| Objective |
Return the records in full, exactly as given.

| Stored rows |

..........

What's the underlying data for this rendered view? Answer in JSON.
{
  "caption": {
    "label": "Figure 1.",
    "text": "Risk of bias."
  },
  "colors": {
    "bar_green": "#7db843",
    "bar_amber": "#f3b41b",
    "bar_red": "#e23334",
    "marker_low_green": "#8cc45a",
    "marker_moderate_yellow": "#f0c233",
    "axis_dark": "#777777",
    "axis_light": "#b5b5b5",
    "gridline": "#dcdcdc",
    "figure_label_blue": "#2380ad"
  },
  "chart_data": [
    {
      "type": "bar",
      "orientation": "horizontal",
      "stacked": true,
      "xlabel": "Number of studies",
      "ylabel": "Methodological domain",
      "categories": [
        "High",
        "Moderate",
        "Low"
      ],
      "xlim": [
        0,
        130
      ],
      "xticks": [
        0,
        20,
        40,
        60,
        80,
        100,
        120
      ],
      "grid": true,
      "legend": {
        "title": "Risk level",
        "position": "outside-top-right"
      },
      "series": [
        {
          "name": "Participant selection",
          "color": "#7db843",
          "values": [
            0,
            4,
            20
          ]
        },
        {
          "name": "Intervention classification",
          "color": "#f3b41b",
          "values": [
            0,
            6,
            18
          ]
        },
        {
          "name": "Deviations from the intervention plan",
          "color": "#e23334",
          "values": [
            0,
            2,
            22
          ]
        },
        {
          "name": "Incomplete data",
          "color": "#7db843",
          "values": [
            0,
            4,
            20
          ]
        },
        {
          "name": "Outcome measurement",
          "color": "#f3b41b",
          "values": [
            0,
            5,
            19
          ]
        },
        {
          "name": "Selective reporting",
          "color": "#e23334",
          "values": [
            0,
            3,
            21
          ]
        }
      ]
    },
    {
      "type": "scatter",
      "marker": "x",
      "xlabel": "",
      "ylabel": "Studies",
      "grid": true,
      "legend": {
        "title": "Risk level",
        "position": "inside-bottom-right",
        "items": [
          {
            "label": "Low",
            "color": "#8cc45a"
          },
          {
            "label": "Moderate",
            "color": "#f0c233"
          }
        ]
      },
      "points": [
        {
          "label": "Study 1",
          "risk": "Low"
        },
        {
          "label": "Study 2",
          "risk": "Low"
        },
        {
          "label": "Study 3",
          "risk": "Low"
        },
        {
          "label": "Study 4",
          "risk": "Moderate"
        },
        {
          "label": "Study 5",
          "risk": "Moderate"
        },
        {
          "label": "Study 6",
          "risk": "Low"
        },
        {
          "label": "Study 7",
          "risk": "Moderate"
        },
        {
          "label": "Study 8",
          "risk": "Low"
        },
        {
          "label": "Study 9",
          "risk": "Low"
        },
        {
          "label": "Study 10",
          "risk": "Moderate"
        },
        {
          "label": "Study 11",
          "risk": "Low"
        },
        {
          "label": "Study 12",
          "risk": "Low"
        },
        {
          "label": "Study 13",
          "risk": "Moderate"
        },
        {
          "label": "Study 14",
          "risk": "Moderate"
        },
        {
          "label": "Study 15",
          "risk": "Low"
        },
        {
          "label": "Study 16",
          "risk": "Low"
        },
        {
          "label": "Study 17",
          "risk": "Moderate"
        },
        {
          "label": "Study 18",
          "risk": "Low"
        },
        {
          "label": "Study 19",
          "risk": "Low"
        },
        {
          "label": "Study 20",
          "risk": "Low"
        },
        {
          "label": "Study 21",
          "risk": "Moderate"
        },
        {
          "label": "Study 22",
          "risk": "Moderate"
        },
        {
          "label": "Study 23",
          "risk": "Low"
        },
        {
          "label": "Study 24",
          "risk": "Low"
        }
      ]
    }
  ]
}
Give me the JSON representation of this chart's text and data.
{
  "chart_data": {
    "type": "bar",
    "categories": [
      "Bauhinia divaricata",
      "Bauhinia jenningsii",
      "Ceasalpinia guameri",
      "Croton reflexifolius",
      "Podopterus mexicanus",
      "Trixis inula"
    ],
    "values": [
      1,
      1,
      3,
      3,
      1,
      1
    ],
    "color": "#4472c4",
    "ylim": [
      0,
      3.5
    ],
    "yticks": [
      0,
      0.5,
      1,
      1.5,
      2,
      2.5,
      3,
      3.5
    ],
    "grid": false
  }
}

..........

| Reply |
What's the underlying data for this rendered view? Answer in JSON.
{
  "caption": {
    "label": "Figure 1.",
    "text": "Risk of bias."
  },
  "colors": {
    "bar_green": "#7db843",
    "bar_amber": "#f3b41b",
    "bar_red": "#e23334",
    "marker_low_green": "#8cc45a",
    "marker_moderate_yellow": "#f0c233",
    "axis_dark": "#777777",
    "axis_light": "#b5b5b5",
    "gridline": "#dcdcdc",
    "figure_label_blue": "#2380ad"
  },
  "chart_data": [
    {
      "type": "bar",
      "orientation": "horizontal",
      "stacked": true,
      "xlabel": "Number of studies",
      "ylabel": "Methodological domain",
      "categories": [
        "High",
        "Moderate",
        "Low"
      ],
      "xlim": [
        0,
        130
      ],
      "xticks": [
        0,
        20,
        40,
        60,
        80,
        100,
        120
      ],
      "grid": true,
      "legend": {
        "title": "Risk level",
        "position": "outside-top-right"
      },
      "series": [
        {
          "name": "Participant selection",
          "color": "#7db843",
          "values": [
            0,
            4,
            20
          ]
        },
        {
          "name": "Intervention classification",
          "color": "#f3b41b",
          "values": [
            0,
            6,
            18
          ]
        },
        {
          "name": "Deviations from the intervention plan",
          "color": "#e23334",
          "values": [
            0,
            2,
            22
          ]
        },
        {
          "name": "Incomplete data",
          "color": "#7db843",
          "values": [
            0,
            4,
            20
          ]
        },
        {
          "name": "Outcome measurement",
          "color": "#f3b41b",
          "values": [
            0,
            5,
            19
          ]
        },
        {
          "name": "Selective reporting",
          "color": "#e23334",
          "values": [
            0,
            3,
            21
          ]
        }
      ]
    },
    {
      "type": "scatter",
      "marker": "x",
      "xlabel": "",
      "ylabel": "Studies",
      "grid": true,
      "legend": {
        "title": "Risk level",
        "position": "inside-bottom-right",
        "items": [
          {
            "label": "Low",
            "color": "#8cc45a"
          },
          {
            "label": "Moderate",
            "color": "#f0c233"
          }
        ]
      },
      "points": [
        {
          "label": "Study 1",
          "risk": "Low"
        },
        {
          "label": "Study 2",
          "risk": "Low"
        },
        {
          "label": "Study 3",
          "risk": "Low"
        },
        {
          "label": "Study 4",
          "risk": "Moderate"
        },
        {
          "label": "Study 5",
          "risk": "Moderate"
        },
        {
          "label": "Study 6",
          "risk": "Low"
        },
        {
          "label": "Study 7",
          "risk": "Moderate"
        },
        {
          "label": "Study 8",
          "risk": "Low"
        },
        {
          "label": "Study 9",
          "risk": "Low"
        },
        {
          "label": "Study 10",
          "risk": "Moderate"
        },
        {
          "label": "Study 11",
          "risk": "Low"
        },
        {
          "label": "Study 12",
          "risk": "Low"
        },
        {
          "label": "Study 13",
          "risk": "Moderate"
        },
        {
          "label": "Study 14",
          "risk": "Moderate"
        },
        {
          "label": "Study 15",
          "risk": "Low"
        },
        {
          "label": "Study 16",
          "risk": "Low"
        },
        {
          "label": "Study 17",
          "risk": "Moderate"
        },
        {
          "label": "Study 18",
          "risk": "Low"
        },
        {
          "label": "Study 19",
          "risk": "Low"
        },
        {
          "label": "Study 20",
          "risk": "Low"
        },
        {
          "label": "Study 21",
          "risk": "Moderate"
        },
        {
          "label": "Study 22",
          "risk": "Moderate"
        },
        {
          "label": "Study 23",
          "risk": "Low"
        },
        {
          "label": "Study 24",
          "risk": "Low"
        }
      ]
    }
  ]
}
Give me the JSON representation of this chart's text and data.
{
  "chart_data": {
    "type": "bar",
    "categories": [
      "Bauhinia divaricata",
      "Bauhinia jenningsii",
      "Ceasalpinia guameri",
      "Croton reflexifolius",
      "Podopterus mexicanus",
      "Trixis inula"
    ],
    "values": [
      1,
      1,
      3,
      3,
      1,
      1
    ],
    "color": "#4472c4",
    "ylim": [
      0,
      3.5
    ],
    "yticks": [
      0,
      0.5,
      1,
      1.5,
      2,
      2.5,
      3,
      3.5
    ],
    "grid": false
  }
}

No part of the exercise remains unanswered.